**INPUT ROWS**:
START

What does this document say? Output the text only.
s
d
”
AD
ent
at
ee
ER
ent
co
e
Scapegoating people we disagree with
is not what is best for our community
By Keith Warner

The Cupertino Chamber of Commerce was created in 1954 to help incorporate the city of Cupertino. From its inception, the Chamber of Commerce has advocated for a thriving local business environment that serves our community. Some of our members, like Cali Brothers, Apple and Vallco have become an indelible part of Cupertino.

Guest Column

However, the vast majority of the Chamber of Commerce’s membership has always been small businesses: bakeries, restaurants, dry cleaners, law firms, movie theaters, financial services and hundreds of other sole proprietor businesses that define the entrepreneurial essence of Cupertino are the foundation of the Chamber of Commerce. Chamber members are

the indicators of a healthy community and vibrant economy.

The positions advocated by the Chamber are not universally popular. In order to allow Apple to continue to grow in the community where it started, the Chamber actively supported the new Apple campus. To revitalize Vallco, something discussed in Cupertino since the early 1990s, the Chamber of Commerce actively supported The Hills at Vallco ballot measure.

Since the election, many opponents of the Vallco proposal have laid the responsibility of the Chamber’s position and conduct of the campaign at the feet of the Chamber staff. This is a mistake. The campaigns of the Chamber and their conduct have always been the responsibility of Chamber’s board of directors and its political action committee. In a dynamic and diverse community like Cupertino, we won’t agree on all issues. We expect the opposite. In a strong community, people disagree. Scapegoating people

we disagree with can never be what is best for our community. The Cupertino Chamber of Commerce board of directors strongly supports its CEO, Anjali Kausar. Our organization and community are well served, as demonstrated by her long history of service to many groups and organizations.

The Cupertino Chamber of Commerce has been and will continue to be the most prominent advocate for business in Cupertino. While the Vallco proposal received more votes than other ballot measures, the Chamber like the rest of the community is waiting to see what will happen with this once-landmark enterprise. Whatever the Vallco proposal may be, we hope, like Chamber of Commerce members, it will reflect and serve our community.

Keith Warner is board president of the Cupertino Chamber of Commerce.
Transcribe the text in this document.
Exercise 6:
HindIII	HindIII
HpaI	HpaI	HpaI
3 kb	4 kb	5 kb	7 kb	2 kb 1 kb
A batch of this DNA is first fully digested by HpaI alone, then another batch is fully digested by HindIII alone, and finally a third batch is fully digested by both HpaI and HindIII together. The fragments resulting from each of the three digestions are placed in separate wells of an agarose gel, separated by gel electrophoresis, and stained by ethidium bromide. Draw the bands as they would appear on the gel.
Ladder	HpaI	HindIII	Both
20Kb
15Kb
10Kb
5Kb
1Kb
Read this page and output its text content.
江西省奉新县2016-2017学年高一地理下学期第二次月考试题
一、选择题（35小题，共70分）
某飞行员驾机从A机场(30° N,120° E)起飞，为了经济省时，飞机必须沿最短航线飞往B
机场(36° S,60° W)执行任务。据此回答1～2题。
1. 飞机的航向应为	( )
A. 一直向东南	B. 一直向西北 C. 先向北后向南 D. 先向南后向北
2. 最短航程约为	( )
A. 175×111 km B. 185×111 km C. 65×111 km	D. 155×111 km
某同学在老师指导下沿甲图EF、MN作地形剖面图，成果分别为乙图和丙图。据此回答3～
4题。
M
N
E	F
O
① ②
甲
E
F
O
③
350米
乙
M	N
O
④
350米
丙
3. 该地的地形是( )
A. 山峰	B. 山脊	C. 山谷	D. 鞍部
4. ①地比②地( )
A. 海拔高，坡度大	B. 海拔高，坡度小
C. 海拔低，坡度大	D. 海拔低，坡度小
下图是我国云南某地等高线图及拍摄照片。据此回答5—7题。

END
START

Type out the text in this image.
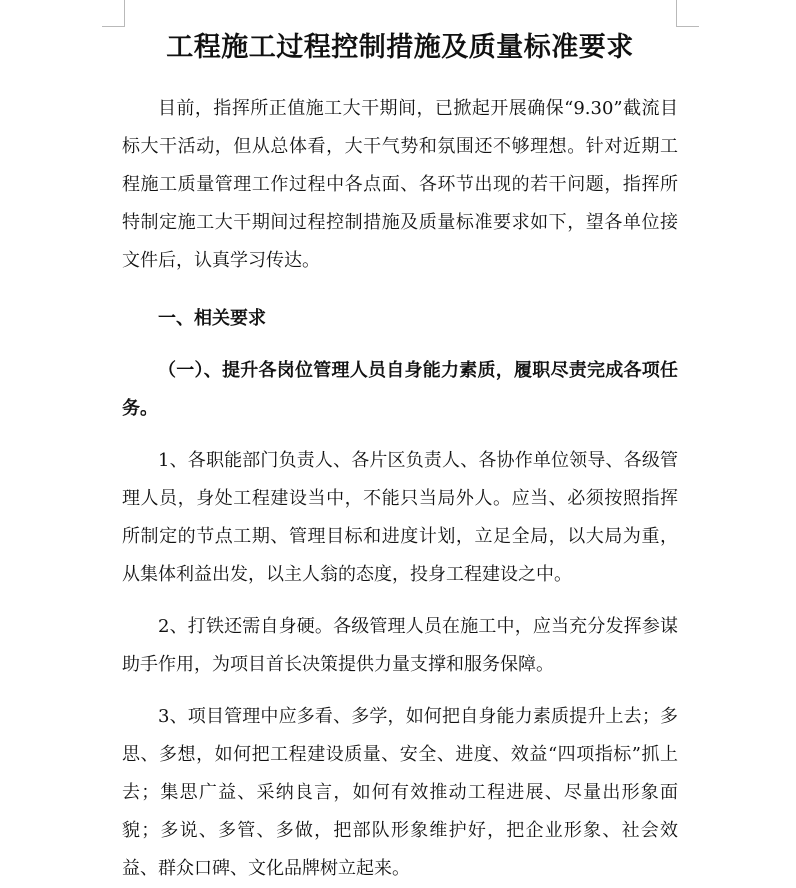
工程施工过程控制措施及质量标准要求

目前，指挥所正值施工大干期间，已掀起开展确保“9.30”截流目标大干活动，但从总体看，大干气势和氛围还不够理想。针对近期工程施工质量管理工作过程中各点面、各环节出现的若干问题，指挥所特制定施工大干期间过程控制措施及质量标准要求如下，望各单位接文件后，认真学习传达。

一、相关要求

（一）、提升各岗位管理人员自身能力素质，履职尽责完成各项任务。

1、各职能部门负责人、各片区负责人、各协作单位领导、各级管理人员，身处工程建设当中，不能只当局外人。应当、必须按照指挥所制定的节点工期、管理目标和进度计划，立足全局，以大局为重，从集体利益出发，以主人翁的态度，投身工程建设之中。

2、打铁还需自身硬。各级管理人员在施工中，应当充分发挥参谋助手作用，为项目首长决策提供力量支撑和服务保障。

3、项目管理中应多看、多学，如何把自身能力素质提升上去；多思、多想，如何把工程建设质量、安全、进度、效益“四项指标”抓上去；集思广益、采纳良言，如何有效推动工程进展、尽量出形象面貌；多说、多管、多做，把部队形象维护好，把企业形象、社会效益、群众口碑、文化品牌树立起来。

END

**GOAL**:
State how many lines include the string "text", and nothing more.

**ANSWER TO THE TASK**:
4